━━━━━ RECORD EXCERPTS

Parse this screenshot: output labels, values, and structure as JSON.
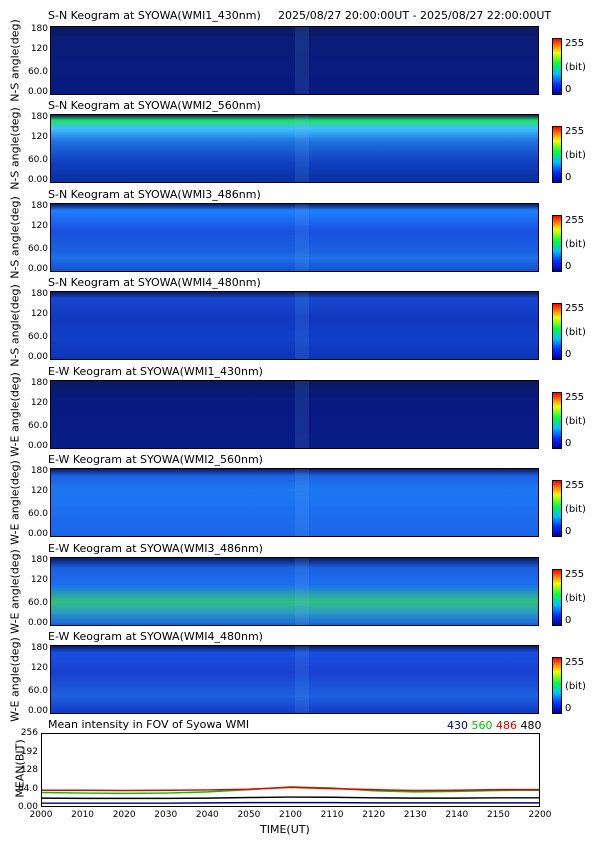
{
  "header": {
    "title": "S-N Keogram at SYOWA(WMI1_430nm)",
    "time_range": "2025/08/27 20:00:00UT - 2025/08/27 22:00:00UT"
  },
  "keograms": [
    {
      "title": "S-N Keogram at SYOWA(WMI1_430nm)",
      "ylabel": "N-S angle(deg)"
    },
    {
      "title": "S-N Keogram at SYOWA(WMI2_560nm)",
      "ylabel": "N-S angle(deg)"
    },
    {
      "title": "S-N Keogram at SYOWA(WMI3_486nm)",
      "ylabel": "N-S angle(deg)"
    },
    {
      "title": "S-N Keogram at SYOWA(WMI4_480nm)",
      "ylabel": "N-S angle(deg)"
    },
    {
      "title": "E-W Keogram at SYOWA(WMI1_430nm)",
      "ylabel": "W-E angle(deg)"
    },
    {
      "title": "E-W Keogram at SYOWA(WMI2_560nm)",
      "ylabel": "W-E angle(deg)"
    },
    {
      "title": "E-W Keogram at SYOWA(WMI3_486nm)",
      "ylabel": "W-E angle(deg)"
    },
    {
      "title": "E-W Keogram at SYOWA(WMI4_480nm)",
      "ylabel": "W-E angle(deg)"
    }
  ],
  "keogram_yticks": [
    "180",
    "120",
    "60.0",
    "0.00"
  ],
  "colorbar": {
    "max": "255",
    "unit": "(bit)",
    "min": "0"
  },
  "colors": {
    "c430": "#000080",
    "c560": "#00c000",
    "c486": "#e00000",
    "c480": "#000000"
  },
  "chart_data": {
    "type": "line",
    "title": "Mean intensity in FOV of Syowa WMI",
    "xlabel": "TIME(UT)",
    "ylabel": "MEAN(BIT)",
    "x_ticks": [
      "2000",
      "2010",
      "2020",
      "2030",
      "2040",
      "2050",
      "2100",
      "2110",
      "2120",
      "2130",
      "2140",
      "2150",
      "2200"
    ],
    "y_ticks": [
      "256",
      "192",
      "128",
      "64.0",
      "0.00"
    ],
    "ylim": [
      0,
      256
    ],
    "legend": {
      "placement": "top-right",
      "entries": [
        "430",
        "560",
        "486",
        "480"
      ]
    },
    "x": [
      0,
      10,
      20,
      30,
      40,
      50,
      60,
      70,
      80,
      90,
      100,
      110,
      120
    ],
    "series": [
      {
        "name": "430",
        "color": "#000080",
        "values": [
          10,
          10,
          10,
          10,
          11,
          12,
          12,
          12,
          11,
          11,
          11,
          11,
          11
        ]
      },
      {
        "name": "560",
        "color": "#00c000",
        "values": [
          48,
          46,
          45,
          46,
          50,
          58,
          68,
          64,
          54,
          50,
          52,
          55,
          56
        ]
      },
      {
        "name": "486",
        "color": "#e00000",
        "values": [
          56,
          56,
          55,
          56,
          57,
          60,
          66,
          62,
          58,
          55,
          56,
          58,
          58
        ]
      },
      {
        "name": "480",
        "color": "#000000",
        "values": [
          28,
          27,
          27,
          27,
          28,
          30,
          32,
          31,
          29,
          28,
          28,
          29,
          29
        ]
      }
    ]
  }
}
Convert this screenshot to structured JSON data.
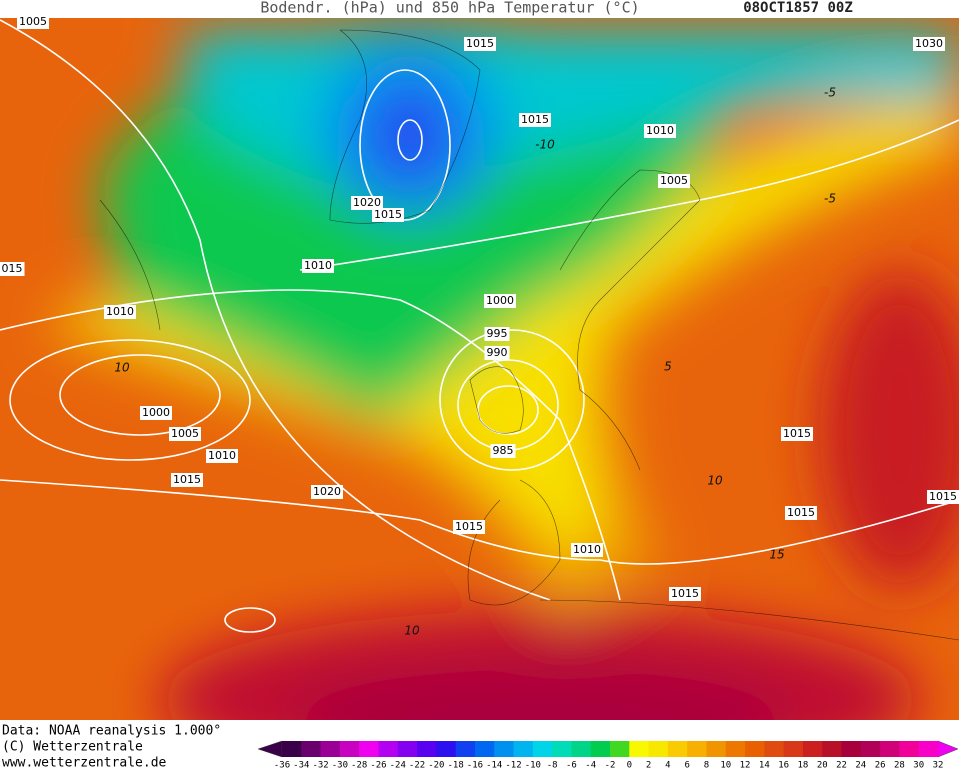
{
  "header": {
    "title": "Bodendr. (hPa) und 850 hPa Temperatur (°C)",
    "date": "08OCT1857 00Z"
  },
  "isobar_labels": [
    "1005",
    "1015",
    "1030",
    "1015",
    "1010",
    "1005",
    "1020",
    "1015",
    "1010",
    "015",
    "1010",
    "1000",
    "995",
    "990",
    "1000",
    "1005",
    "1010",
    "1015",
    "1020",
    "985",
    "1015",
    "1010",
    "1015",
    "1015",
    "1015",
    "1015"
  ],
  "temperature_labels": [
    "-5",
    "-10",
    "-5",
    "5",
    "10",
    "10",
    "15",
    "10"
  ],
  "footer": [
    "Data: NOAA reanalysis 1.000°",
    "(C) Wetterzentrale",
    "www.wetterzentrale.de"
  ],
  "colorbar": {
    "labels": [
      "-36",
      "-34",
      "-32",
      "-30",
      "-28",
      "-26",
      "-24",
      "-22",
      "-20",
      "-18",
      "-16",
      "-14",
      "-12",
      "-10",
      "-8",
      "-6",
      "-4",
      "-2",
      "0",
      "2",
      "4",
      "6",
      "8",
      "10",
      "12",
      "14",
      "16",
      "18",
      "20",
      "22",
      "24",
      "26",
      "28",
      "30",
      "32"
    ],
    "colors": [
      "#3a0048",
      "#6a006e",
      "#9a0096",
      "#c800c0",
      "#f000f0",
      "#b400f0",
      "#8400f0",
      "#5800f0",
      "#2c10f0",
      "#1040f0",
      "#0068f0",
      "#0090f0",
      "#00b4f0",
      "#00d4e8",
      "#00dcb8",
      "#00d488",
      "#00cc50",
      "#40d820",
      "#f8f800",
      "#f8e800",
      "#f8cc00",
      "#f8b000",
      "#f09400",
      "#ec7800",
      "#e86000",
      "#e04c10",
      "#d83818",
      "#cc2020",
      "#b81028",
      "#a8003c",
      "#b00058",
      "#d00078",
      "#f00098",
      "#f800c8"
    ]
  }
}
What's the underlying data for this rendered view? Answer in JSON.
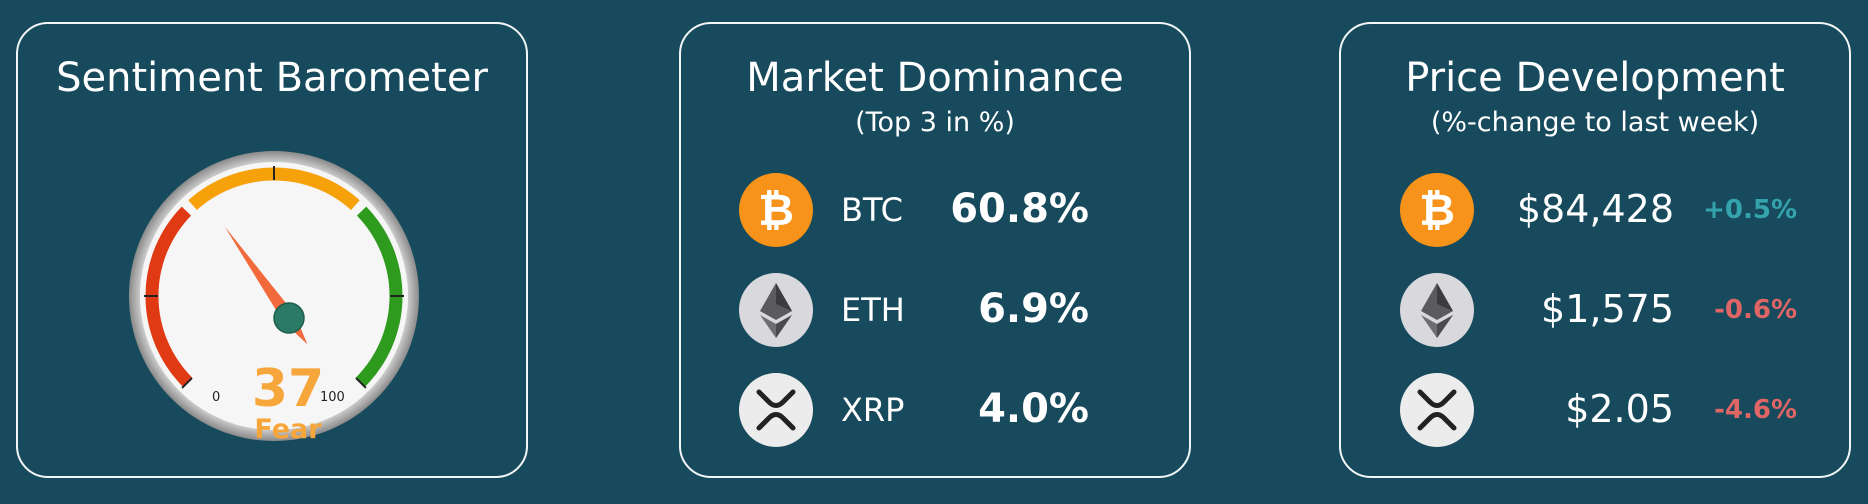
{
  "colors": {
    "background": "#164a5c",
    "card_border": "#f2f6f7",
    "positive": "#35a3ad",
    "negative": "#e06565",
    "gauge_red": "#e03a14",
    "gauge_orange": "#f7a10a",
    "gauge_green": "#2e9a1e",
    "needle": "#f26a3b",
    "needle_hub": "#2b7a66",
    "fear_text": "#f6a63a"
  },
  "sentiment": {
    "title": "Sentiment Barometer",
    "value": 37,
    "value_label": "37",
    "label": "Fear",
    "scale_min_label": "0",
    "scale_max_label": "100"
  },
  "dominance": {
    "title": "Market Dominance",
    "subtitle": "(Top 3 in %)",
    "items": [
      {
        "icon": "bitcoin-icon",
        "symbol": "BTC",
        "percent": "60.8%"
      },
      {
        "icon": "ethereum-icon",
        "symbol": "ETH",
        "percent": "6.9%"
      },
      {
        "icon": "xrp-icon",
        "symbol": "XRP",
        "percent": "4.0%"
      }
    ]
  },
  "price": {
    "title": "Price Development",
    "subtitle": "(%-change to last week)",
    "items": [
      {
        "icon": "bitcoin-icon",
        "price": "$84,428",
        "change": "+0.5%",
        "direction": "up"
      },
      {
        "icon": "ethereum-icon",
        "price": "$1,575",
        "change": "-0.6%",
        "direction": "down"
      },
      {
        "icon": "xrp-icon",
        "price": "$2.05",
        "change": "-4.6%",
        "direction": "down"
      }
    ]
  }
}
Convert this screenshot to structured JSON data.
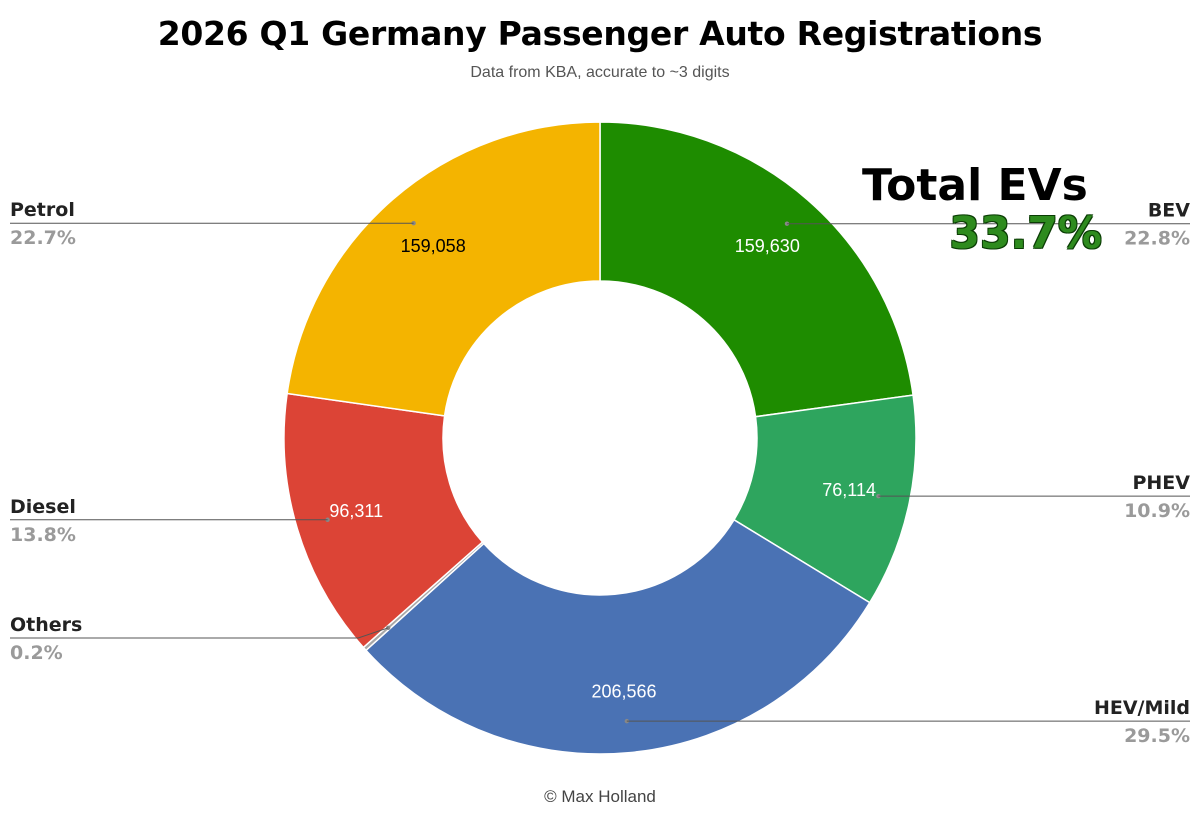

━━━━━━━━━━

GOAL OF THE EXERCISE:
Locate each line with the word "change" and copy it.

WRITTEN RESPONSE:
    "subtitle": "(%-change to last week)",
        "change": "+0.5%",
        "change": "-0.6%",
        "change": "-4.6%",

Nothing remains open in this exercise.